[start RECORDED DATA]
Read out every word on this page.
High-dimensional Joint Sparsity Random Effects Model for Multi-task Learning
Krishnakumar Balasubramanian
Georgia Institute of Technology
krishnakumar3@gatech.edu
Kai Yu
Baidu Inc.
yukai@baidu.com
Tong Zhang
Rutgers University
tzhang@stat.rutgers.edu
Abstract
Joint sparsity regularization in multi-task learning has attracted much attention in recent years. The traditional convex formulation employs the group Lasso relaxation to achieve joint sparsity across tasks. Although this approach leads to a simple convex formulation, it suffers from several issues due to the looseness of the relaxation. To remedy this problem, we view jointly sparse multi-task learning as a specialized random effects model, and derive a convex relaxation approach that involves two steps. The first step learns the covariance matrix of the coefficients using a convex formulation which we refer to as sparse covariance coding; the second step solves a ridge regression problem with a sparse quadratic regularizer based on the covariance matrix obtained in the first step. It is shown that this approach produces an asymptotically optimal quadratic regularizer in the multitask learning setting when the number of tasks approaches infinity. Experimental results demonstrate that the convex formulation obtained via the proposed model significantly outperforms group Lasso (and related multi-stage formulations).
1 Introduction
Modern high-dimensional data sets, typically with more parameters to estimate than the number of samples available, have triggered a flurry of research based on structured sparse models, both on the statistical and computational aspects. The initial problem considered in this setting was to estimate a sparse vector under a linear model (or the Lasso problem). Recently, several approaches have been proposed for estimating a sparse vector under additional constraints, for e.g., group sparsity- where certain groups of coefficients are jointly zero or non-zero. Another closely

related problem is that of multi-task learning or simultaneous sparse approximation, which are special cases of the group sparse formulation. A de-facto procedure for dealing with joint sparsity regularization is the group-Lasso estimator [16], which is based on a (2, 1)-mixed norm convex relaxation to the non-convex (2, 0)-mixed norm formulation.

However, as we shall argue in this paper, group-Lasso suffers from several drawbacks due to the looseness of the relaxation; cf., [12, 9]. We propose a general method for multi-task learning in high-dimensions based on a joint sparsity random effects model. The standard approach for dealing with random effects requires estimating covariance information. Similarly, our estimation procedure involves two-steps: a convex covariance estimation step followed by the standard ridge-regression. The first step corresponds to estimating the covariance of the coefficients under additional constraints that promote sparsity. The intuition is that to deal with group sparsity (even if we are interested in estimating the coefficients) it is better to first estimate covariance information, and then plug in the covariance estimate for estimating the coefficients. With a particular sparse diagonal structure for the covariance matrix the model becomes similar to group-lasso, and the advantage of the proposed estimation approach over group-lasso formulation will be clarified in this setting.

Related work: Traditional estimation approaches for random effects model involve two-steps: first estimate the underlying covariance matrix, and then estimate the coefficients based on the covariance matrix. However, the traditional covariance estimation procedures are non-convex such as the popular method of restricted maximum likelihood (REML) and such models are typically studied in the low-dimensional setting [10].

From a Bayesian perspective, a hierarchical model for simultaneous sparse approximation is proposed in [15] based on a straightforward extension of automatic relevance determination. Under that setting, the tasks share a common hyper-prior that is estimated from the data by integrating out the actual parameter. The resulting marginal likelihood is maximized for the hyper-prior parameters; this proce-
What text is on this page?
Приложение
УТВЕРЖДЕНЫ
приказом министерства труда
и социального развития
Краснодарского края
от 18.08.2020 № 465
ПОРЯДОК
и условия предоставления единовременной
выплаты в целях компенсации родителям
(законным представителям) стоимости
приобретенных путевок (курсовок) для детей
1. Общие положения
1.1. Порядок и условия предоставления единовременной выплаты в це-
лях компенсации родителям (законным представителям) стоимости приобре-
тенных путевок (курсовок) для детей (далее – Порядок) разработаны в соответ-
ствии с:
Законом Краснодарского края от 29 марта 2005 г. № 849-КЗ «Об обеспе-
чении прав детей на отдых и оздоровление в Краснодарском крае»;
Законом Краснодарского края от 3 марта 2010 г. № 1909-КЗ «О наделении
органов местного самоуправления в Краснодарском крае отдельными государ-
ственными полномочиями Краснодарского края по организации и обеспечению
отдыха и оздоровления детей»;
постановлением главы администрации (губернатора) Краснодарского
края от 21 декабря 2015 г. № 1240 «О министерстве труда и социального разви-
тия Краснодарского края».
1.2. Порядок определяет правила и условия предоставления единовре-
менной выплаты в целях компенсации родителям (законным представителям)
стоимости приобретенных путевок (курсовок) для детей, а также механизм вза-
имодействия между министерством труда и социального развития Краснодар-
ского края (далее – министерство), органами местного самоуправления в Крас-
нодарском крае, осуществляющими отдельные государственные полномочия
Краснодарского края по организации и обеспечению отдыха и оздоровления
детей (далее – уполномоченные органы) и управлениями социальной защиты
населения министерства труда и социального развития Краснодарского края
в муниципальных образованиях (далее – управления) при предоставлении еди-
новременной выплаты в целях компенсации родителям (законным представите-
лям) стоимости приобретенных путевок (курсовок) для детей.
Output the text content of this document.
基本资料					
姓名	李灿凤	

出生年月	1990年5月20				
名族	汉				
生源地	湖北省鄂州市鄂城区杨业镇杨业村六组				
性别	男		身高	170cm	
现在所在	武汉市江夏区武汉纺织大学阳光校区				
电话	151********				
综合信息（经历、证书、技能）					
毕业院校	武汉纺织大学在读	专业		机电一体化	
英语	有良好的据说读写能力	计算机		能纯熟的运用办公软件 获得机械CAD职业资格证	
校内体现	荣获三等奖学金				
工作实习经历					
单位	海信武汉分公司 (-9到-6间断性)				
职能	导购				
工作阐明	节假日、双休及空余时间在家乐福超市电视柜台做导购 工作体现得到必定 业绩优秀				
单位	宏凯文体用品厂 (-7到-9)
[end RECORDED DATA]
[EXERCISE AIM] Provide the number of lines containing the string "крае", with no other output.

[CORRECT OUTPUT] 3